━━ Dataset ━━
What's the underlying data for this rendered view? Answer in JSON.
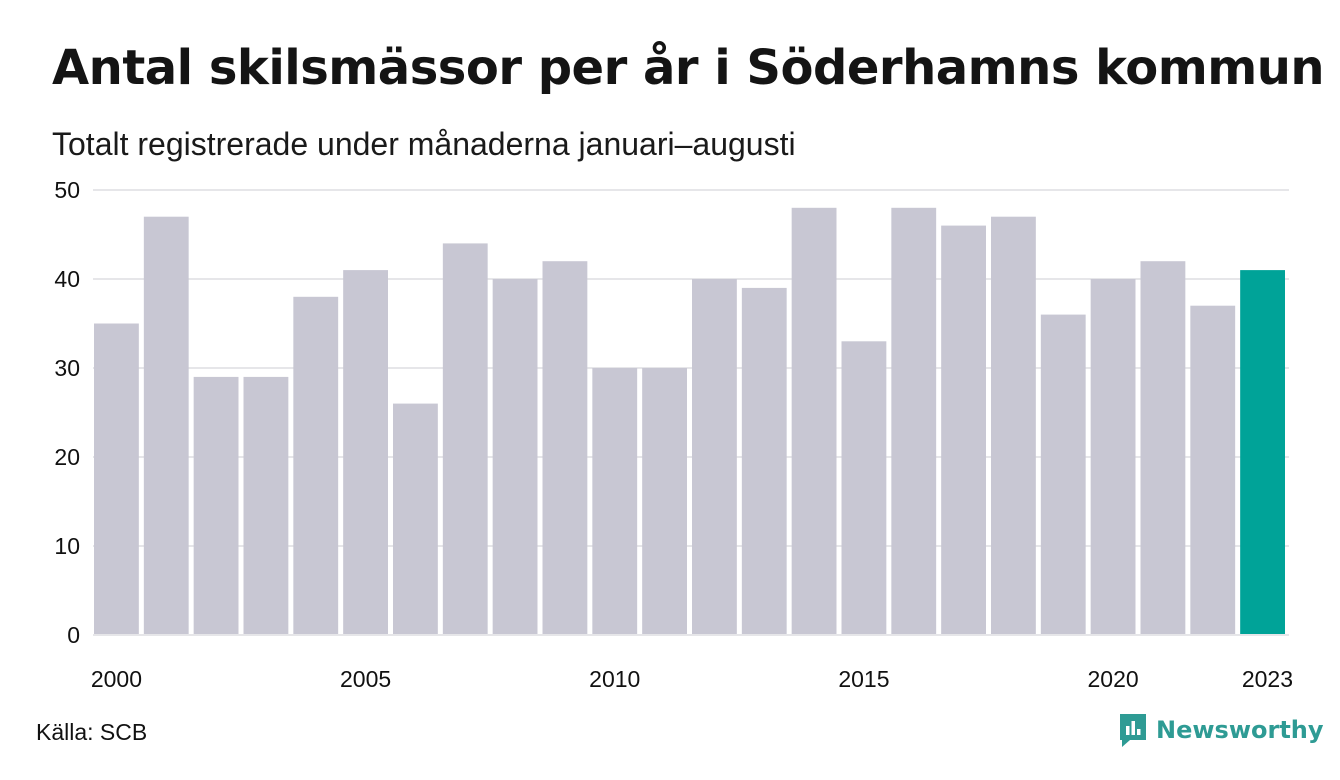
{
  "title": "Antal skilsmässor per år i Söderhamns kommun",
  "subtitle": "Totalt registrerade under månaderna januari–augusti",
  "source": "Källa: SCB",
  "logo": {
    "text": "Newsworthy",
    "icon": "newsworthy-chart-icon"
  },
  "colors": {
    "bar": "#c8c7d3",
    "highlight": "#00a398",
    "grid": "#e6e6e9",
    "brand": "#2e9b94"
  },
  "chart_data": {
    "type": "bar",
    "categories": [
      "2000",
      "2001",
      "2002",
      "2003",
      "2004",
      "2005",
      "2006",
      "2007",
      "2008",
      "2009",
      "2010",
      "2011",
      "2012",
      "2013",
      "2014",
      "2015",
      "2016",
      "2017",
      "2018",
      "2019",
      "2020",
      "2021",
      "2022",
      "2023"
    ],
    "values": [
      35,
      47,
      29,
      29,
      38,
      41,
      26,
      44,
      40,
      42,
      30,
      30,
      40,
      39,
      48,
      33,
      48,
      46,
      47,
      36,
      40,
      42,
      37,
      41
    ],
    "highlight_category": "2023",
    "x_tick_labels": [
      "2000",
      "2005",
      "2010",
      "2015",
      "2020",
      "2023"
    ],
    "y_ticks": [
      0,
      10,
      20,
      30,
      40,
      50
    ],
    "ylim": [
      0,
      50
    ],
    "grid": true,
    "legend": "none"
  }
}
━━━
Leaving out the pictures, repeat the data above exactly.

What's the underlying data for this rendered view? Answer in JSON.
{
  "title": "Antal skilsmässor per år i Söderhamns kommun",
  "subtitle": "Totalt registrerade under månaderna januari–augusti",
  "source": "Källa: SCB",
  "logo": {
    "text": "Newsworthy",
    "icon": "newsworthy-chart-icon"
  },
  "colors": {
    "bar": "#c8c7d3",
    "highlight": "#00a398",
    "grid": "#e6e6e9",
    "brand": "#2e9b94"
  },
  "chart_data": {
    "type": "bar",
    "categories": [
      "2000",
      "2001",
      "2002",
      "2003",
      "2004",
      "2005",
      "2006",
      "2007",
      "2008",
      "2009",
      "2010",
      "2011",
      "2012",
      "2013",
      "2014",
      "2015",
      "2016",
      "2017",
      "2018",
      "2019",
      "2020",
      "2021",
      "2022",
      "2023"
    ],
    "values": [
      35,
      47,
      29,
      29,
      38,
      41,
      26,
      44,
      40,
      42,
      30,
      30,
      40,
      39,
      48,
      33,
      48,
      46,
      47,
      36,
      40,
      42,
      37,
      41
    ],
    "highlight_category": "2023",
    "x_tick_labels": [
      "2000",
      "2005",
      "2010",
      "2015",
      "2020",
      "2023"
    ],
    "y_ticks": [
      0,
      10,
      20,
      30,
      40,
      50
    ],
    "ylim": [
      0,
      50
    ],
    "grid": true,
    "legend": "none"
  }
}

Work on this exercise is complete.